Data
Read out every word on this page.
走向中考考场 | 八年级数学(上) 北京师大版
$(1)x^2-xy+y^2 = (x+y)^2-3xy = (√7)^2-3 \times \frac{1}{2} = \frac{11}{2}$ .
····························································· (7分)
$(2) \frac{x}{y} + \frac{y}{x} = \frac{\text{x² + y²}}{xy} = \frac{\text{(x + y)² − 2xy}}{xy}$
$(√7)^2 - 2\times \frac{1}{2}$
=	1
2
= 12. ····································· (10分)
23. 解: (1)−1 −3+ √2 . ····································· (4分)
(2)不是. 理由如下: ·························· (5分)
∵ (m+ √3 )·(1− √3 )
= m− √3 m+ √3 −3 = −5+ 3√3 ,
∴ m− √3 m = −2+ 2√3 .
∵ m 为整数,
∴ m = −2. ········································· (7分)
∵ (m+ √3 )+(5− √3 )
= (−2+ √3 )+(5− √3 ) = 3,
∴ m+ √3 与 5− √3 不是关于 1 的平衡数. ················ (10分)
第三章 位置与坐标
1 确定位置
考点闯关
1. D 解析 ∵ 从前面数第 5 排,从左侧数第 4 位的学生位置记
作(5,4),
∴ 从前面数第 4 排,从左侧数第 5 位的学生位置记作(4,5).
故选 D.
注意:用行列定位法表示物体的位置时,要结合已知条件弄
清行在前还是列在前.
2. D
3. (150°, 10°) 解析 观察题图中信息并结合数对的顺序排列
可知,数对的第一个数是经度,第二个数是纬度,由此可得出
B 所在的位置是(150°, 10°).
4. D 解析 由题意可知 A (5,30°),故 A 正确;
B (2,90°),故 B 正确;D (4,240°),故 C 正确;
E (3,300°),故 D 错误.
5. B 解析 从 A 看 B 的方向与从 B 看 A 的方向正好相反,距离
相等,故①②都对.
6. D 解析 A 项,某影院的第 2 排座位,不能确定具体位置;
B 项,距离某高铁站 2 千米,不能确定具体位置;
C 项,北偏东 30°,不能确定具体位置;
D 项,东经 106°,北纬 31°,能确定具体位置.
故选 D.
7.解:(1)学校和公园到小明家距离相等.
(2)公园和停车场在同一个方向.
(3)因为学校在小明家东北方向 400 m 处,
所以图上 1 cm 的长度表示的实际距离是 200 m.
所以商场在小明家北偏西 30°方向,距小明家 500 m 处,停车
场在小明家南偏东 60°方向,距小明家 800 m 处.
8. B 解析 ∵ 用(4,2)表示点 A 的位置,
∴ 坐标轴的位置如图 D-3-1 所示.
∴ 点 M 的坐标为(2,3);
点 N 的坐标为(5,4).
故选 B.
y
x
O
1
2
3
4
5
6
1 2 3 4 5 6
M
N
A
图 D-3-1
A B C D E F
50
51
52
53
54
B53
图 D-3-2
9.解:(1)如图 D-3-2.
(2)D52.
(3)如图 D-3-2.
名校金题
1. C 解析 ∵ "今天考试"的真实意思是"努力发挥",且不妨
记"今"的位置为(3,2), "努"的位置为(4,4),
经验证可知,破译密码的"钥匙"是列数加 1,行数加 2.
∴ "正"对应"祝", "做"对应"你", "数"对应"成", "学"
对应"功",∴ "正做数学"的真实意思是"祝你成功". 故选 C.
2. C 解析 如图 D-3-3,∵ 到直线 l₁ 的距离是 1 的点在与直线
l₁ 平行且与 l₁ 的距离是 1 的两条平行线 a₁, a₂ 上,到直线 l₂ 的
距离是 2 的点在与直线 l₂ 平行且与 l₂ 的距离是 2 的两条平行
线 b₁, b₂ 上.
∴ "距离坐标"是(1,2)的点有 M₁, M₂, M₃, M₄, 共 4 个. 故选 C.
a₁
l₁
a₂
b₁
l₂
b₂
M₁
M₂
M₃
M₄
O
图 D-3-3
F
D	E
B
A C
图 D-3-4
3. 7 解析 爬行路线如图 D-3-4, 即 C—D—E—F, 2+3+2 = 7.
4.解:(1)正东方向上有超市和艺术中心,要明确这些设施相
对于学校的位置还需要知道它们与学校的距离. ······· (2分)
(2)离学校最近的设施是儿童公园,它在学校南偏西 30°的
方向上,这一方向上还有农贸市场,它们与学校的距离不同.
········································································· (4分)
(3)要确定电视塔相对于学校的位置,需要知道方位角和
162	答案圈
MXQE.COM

Exercise description
The data above must be returned in full, exactly as written.

The result
Read out every word on this page.
走向中考考场 | 八年级数学(上) 北京师大版
$(1)x^2-xy+y^2 = (x+y)^2-3xy = (√7)^2-3 \times \frac{1}{2} = \frac{11}{2}$ .
····························································· (7分)
$(2) \frac{x}{y} + \frac{y}{x} = \frac{\text{x² + y²}}{xy} = \frac{\text{(x + y)² − 2xy}}{xy}$
$(√7)^2 - 2\times \frac{1}{2}$
=	1
2
= 12. ····································· (10分)
23. 解: (1)−1 −3+ √2 . ····································· (4分)
(2)不是. 理由如下: ·························· (5分)
∵ (m+ √3 )·(1− √3 )
= m− √3 m+ √3 −3 = −5+ 3√3 ,
∴ m− √3 m = −2+ 2√3 .
∵ m 为整数,
∴ m = −2. ········································· (7分)
∵ (m+ √3 )+(5− √3 )
= (−2+ √3 )+(5− √3 ) = 3,
∴ m+ √3 与 5− √3 不是关于 1 的平衡数. ················ (10分)
第三章 位置与坐标
1 确定位置
考点闯关
1. D 解析 ∵ 从前面数第 5 排,从左侧数第 4 位的学生位置记
作(5,4),
∴ 从前面数第 4 排,从左侧数第 5 位的学生位置记作(4,5).
故选 D.
注意:用行列定位法表示物体的位置时,要结合已知条件弄
清行在前还是列在前.
2. D
3. (150°, 10°) 解析 观察题图中信息并结合数对的顺序排列
可知,数对的第一个数是经度,第二个数是纬度,由此可得出
B 所在的位置是(150°, 10°).
4. D 解析 由题意可知 A (5,30°),故 A 正确;
B (2,90°),故 B 正确;D (4,240°),故 C 正确;
E (3,300°),故 D 错误.
5. B 解析 从 A 看 B 的方向与从 B 看 A 的方向正好相反,距离
相等,故①②都对.
6. D 解析 A 项,某影院的第 2 排座位,不能确定具体位置;
B 项,距离某高铁站 2 千米,不能确定具体位置;
C 项,北偏东 30°,不能确定具体位置;
D 项,东经 106°,北纬 31°,能确定具体位置.
故选 D.
7.解:(1)学校和公园到小明家距离相等.
(2)公园和停车场在同一个方向.
(3)因为学校在小明家东北方向 400 m 处,
所以图上 1 cm 的长度表示的实际距离是 200 m.
所以商场在小明家北偏西 30°方向,距小明家 500 m 处,停车
场在小明家南偏东 60°方向,距小明家 800 m 处.
8. B 解析 ∵ 用(4,2)表示点 A 的位置,
∴ 坐标轴的位置如图 D-3-1 所示.
∴ 点 M 的坐标为(2,3);
点 N 的坐标为(5,4).
故选 B.
y
x
O
1
2
3
4
5
6
1 2 3 4 5 6
M
N
A
图 D-3-1
A B C D E F
50
51
52
53
54
B53
图 D-3-2
9.解:(1)如图 D-3-2.
(2)D52.
(3)如图 D-3-2.
名校金题
1. C 解析 ∵ "今天考试"的真实意思是"努力发挥",且不妨
记"今"的位置为(3,2), "努"的位置为(4,4),
经验证可知,破译密码的"钥匙"是列数加 1,行数加 2.
∴ "正"对应"祝", "做"对应"你", "数"对应"成", "学"
对应"功",∴ "正做数学"的真实意思是"祝你成功". 故选 C.
2. C 解析 如图 D-3-3,∵ 到直线 l₁ 的距离是 1 的点在与直线
l₁ 平行且与 l₁ 的距离是 1 的两条平行线 a₁, a₂ 上,到直线 l₂ 的
距离是 2 的点在与直线 l₂ 平行且与 l₂ 的距离是 2 的两条平行
线 b₁, b₂ 上.
∴ "距离坐标"是(1,2)的点有 M₁, M₂, M₃, M₄, 共 4 个. 故选 C.
a₁
l₁
a₂
b₁
l₂
b₂
M₁
M₂
M₃
M₄
O
图 D-3-3
F
D	E
B
A C
图 D-3-4
3. 7 解析 爬行路线如图 D-3-4, 即 C—D—E—F, 2+3+2 = 7.
4.解:(1)正东方向上有超市和艺术中心,要明确这些设施相
对于学校的位置还需要知道它们与学校的距离. ······· (2分)
(2)离学校最近的设施是儿童公园,它在学校南偏西 30°的
方向上,这一方向上还有农贸市场,它们与学校的距离不同.
········································································· (4分)
(3)要确定电视塔相对于学校的位置,需要知道方位角和
162	答案圈
MXQE.COM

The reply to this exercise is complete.